___ Records to use ___

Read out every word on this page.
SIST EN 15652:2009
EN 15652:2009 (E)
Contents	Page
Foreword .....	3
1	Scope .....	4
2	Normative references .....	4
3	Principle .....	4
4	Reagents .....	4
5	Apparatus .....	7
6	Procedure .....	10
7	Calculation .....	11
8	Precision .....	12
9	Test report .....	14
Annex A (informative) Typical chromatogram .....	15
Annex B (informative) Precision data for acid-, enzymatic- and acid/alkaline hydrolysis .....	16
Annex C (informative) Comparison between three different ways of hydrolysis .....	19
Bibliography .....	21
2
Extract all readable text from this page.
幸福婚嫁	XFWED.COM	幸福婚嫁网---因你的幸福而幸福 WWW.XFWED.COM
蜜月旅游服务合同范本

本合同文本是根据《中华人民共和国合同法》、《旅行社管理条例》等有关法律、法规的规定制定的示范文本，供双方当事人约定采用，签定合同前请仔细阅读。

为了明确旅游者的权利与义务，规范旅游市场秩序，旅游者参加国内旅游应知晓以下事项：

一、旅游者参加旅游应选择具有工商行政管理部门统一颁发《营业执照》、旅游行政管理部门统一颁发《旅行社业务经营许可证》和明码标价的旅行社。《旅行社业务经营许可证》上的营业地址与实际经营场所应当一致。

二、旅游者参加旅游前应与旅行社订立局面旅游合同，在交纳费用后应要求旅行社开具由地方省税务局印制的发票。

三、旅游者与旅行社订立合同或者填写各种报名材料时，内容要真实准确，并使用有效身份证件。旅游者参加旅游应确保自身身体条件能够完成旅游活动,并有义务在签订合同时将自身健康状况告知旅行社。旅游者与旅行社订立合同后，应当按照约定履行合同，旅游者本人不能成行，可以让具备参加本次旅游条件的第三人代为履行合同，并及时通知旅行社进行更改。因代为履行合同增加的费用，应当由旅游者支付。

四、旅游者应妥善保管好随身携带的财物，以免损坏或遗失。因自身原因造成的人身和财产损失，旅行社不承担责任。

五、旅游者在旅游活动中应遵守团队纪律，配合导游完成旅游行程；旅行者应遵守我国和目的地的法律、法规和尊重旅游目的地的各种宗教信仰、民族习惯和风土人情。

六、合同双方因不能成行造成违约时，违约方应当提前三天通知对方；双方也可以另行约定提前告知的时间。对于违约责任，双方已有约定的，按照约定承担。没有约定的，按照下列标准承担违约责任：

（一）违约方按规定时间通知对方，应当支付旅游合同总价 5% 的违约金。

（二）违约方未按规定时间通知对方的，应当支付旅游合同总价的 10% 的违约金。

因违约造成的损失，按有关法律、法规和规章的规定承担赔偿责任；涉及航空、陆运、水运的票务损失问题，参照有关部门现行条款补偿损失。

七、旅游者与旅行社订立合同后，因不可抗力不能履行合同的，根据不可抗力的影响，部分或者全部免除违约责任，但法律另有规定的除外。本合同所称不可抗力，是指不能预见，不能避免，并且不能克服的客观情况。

___

# [What to do]
Transcribe every entry exactly.

# [Task answer]
Read out every word on this page.
SIST EN 15652:2009
EN 15652:2009 (E)
Contents	Page
Foreword .....	3
1	Scope .....	4
2	Normative references .....	4
3	Principle .....	4
4	Reagents .....	4
5	Apparatus .....	7
6	Procedure .....	10
7	Calculation .....	11
8	Precision .....	12
9	Test report .....	14
Annex A (informative) Typical chromatogram .....	15
Annex B (informative) Precision data for acid-, enzymatic- and acid/alkaline hydrolysis .....	16
Annex C (informative) Comparison between three different ways of hydrolysis .....	19
Bibliography .....	21
2
Extract all readable text from this page.
幸福婚嫁	XFWED.COM	幸福婚嫁网---因你的幸福而幸福 WWW.XFWED.COM
蜜月旅游服务合同范本

本合同文本是根据《中华人民共和国合同法》、《旅行社管理条例》等有关法律、法规的规定制定的示范文本，供双方当事人约定采用，签定合同前请仔细阅读。

为了明确旅游者的权利与义务，规范旅游市场秩序，旅游者参加国内旅游应知晓以下事项：

一、旅游者参加旅游应选择具有工商行政管理部门统一颁发《营业执照》、旅游行政管理部门统一颁发《旅行社业务经营许可证》和明码标价的旅行社。《旅行社业务经营许可证》上的营业地址与实际经营场所应当一致。

二、旅游者参加旅游前应与旅行社订立局面旅游合同，在交纳费用后应要求旅行社开具由地方省税务局印制的发票。

三、旅游者与旅行社订立合同或者填写各种报名材料时，内容要真实准确，并使用有效身份证件。旅游者参加旅游应确保自身身体条件能够完成旅游活动,并有义务在签订合同时将自身健康状况告知旅行社。旅游者与旅行社订立合同后，应当按照约定履行合同，旅游者本人不能成行，可以让具备参加本次旅游条件的第三人代为履行合同，并及时通知旅行社进行更改。因代为履行合同增加的费用，应当由旅游者支付。

四、旅游者应妥善保管好随身携带的财物，以免损坏或遗失。因自身原因造成的人身和财产损失，旅行社不承担责任。

五、旅游者在旅游活动中应遵守团队纪律，配合导游完成旅游行程；旅行者应遵守我国和目的地的法律、法规和尊重旅游目的地的各种宗教信仰、民族习惯和风土人情。

六、合同双方因不能成行造成违约时，违约方应当提前三天通知对方；双方也可以另行约定提前告知的时间。对于违约责任，双方已有约定的，按照约定承担。没有约定的，按照下列标准承担违约责任：

（一）违约方按规定时间通知对方，应当支付旅游合同总价 5% 的违约金。

（二）违约方未按规定时间通知对方的，应当支付旅游合同总价的 10% 的违约金。

因违约造成的损失，按有关法律、法规和规章的规定承担赔偿责任；涉及航空、陆运、水运的票务损失问题，参照有关部门现行条款补偿损失。

七、旅游者与旅行社订立合同后，因不可抗力不能履行合同的，根据不可抗力的影响，部分或者全部免除违约责任，但法律另有规定的除外。本合同所称不可抗力，是指不能预见，不能避免，并且不能克服的客观情况。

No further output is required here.